═════ Records for this task ═════
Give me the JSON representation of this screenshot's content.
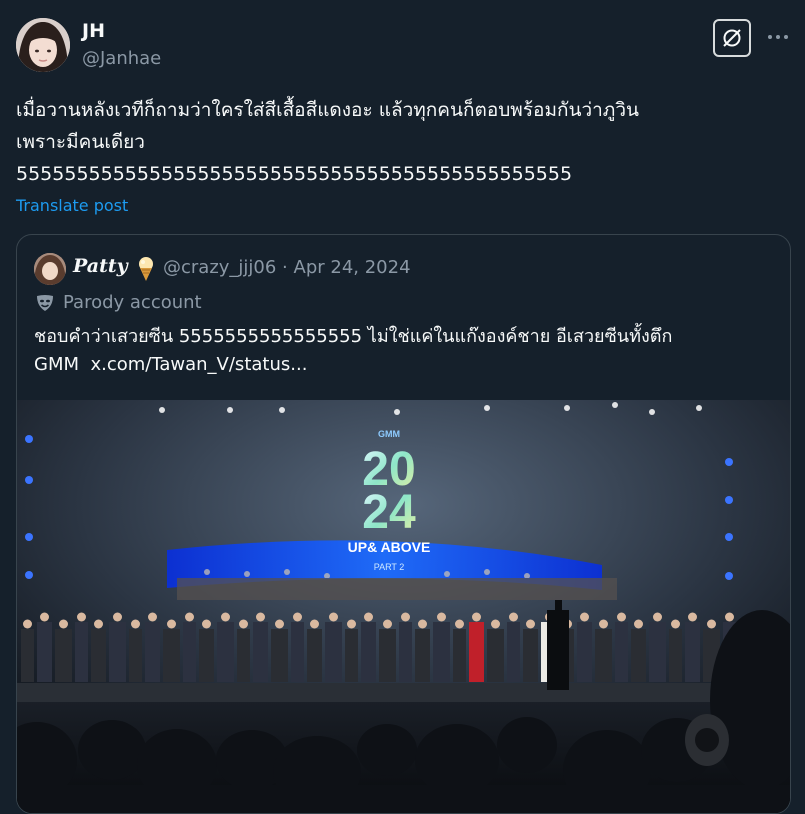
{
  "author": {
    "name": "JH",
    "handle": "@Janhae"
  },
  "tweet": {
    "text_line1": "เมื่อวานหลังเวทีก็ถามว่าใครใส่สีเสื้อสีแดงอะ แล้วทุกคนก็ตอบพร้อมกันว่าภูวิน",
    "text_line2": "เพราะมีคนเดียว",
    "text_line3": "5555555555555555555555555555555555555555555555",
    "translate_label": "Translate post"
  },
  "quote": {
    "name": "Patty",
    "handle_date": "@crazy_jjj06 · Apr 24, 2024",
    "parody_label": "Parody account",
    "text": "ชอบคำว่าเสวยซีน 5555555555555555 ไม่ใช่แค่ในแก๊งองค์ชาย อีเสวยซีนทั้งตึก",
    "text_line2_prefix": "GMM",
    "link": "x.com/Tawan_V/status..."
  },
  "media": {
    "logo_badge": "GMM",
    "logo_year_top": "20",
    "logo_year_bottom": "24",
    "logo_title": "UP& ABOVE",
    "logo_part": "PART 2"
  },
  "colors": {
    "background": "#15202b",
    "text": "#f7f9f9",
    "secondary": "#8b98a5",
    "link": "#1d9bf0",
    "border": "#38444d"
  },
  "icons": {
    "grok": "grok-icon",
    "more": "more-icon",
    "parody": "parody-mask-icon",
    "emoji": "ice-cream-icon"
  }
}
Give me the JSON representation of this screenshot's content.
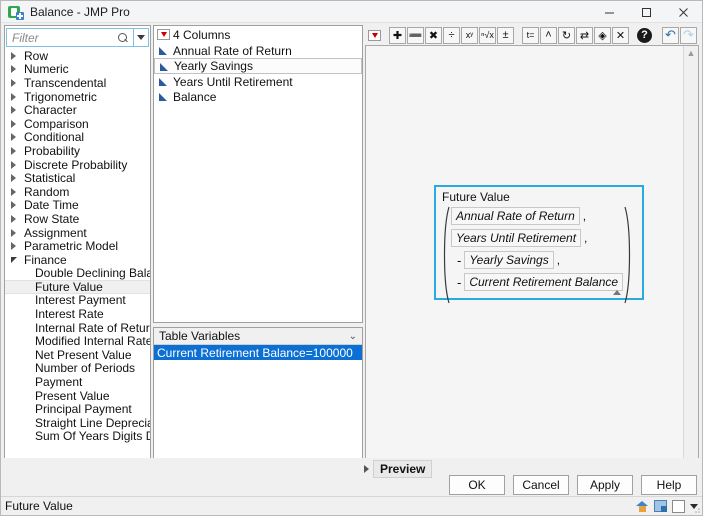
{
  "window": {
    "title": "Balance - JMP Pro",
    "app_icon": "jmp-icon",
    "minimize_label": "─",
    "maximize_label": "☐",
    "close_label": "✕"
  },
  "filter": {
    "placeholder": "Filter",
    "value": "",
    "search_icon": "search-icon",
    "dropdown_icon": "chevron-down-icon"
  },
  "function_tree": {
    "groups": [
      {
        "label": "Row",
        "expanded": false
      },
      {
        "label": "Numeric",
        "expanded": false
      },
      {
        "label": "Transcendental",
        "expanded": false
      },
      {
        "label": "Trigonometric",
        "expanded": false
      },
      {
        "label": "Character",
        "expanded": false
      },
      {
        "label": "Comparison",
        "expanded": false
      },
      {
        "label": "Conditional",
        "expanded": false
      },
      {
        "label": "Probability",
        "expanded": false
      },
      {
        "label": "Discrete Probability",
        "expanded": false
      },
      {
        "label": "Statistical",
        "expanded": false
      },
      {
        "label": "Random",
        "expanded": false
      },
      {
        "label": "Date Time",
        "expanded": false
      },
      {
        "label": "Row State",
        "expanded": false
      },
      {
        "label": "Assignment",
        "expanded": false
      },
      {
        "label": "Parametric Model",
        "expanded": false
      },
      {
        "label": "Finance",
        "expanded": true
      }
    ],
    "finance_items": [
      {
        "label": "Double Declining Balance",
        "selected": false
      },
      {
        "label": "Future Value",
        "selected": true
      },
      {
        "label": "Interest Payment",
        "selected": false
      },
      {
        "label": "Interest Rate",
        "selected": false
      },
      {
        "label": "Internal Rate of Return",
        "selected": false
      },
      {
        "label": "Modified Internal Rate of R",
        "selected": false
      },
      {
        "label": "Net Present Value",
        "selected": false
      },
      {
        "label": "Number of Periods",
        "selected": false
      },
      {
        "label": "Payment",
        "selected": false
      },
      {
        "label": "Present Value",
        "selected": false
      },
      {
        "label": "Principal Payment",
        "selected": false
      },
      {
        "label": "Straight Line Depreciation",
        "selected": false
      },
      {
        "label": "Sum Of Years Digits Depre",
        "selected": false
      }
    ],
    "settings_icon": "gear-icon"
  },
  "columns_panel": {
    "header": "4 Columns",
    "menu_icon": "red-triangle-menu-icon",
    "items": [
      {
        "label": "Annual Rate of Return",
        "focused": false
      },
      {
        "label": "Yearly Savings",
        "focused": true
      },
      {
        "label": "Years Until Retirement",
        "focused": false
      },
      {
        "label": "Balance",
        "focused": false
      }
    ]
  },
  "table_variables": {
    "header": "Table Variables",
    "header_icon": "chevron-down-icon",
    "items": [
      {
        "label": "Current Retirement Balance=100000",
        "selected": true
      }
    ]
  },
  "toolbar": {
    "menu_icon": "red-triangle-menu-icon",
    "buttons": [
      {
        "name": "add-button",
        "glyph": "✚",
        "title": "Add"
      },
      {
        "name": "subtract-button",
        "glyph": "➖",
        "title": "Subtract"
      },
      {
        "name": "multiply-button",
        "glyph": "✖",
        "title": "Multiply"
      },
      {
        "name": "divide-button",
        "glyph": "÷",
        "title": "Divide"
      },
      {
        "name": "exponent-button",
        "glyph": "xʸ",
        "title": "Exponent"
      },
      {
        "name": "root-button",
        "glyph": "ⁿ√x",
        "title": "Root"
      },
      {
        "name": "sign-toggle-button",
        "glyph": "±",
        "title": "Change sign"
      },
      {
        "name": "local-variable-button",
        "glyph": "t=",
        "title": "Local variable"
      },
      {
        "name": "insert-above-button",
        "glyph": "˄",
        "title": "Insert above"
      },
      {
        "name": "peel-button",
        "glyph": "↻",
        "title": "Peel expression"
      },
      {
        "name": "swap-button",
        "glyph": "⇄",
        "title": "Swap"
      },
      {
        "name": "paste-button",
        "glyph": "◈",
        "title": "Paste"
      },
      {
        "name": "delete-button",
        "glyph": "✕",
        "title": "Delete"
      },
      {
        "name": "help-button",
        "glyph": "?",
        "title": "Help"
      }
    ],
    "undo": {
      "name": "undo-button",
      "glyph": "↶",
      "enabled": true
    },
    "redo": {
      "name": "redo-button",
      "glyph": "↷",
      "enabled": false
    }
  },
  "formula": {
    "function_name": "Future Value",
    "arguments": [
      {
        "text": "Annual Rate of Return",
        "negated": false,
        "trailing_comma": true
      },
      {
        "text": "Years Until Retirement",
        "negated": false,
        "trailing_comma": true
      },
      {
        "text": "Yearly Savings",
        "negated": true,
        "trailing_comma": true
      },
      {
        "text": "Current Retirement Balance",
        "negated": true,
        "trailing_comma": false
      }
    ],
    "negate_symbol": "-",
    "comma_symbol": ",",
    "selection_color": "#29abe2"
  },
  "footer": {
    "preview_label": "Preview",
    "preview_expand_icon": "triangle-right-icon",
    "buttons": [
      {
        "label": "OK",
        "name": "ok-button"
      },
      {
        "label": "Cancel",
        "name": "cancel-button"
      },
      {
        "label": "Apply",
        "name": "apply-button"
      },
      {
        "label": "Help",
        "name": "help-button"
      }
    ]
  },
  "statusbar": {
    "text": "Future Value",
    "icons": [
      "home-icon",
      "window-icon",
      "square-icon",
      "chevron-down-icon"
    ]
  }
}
═════
• Task objective: Scan the material above for the string "Annual" and return the lines that hold it.

• Output for this exercise:
        "label": "Annual Rate of Return",
        "text": "Annual Rate of Return",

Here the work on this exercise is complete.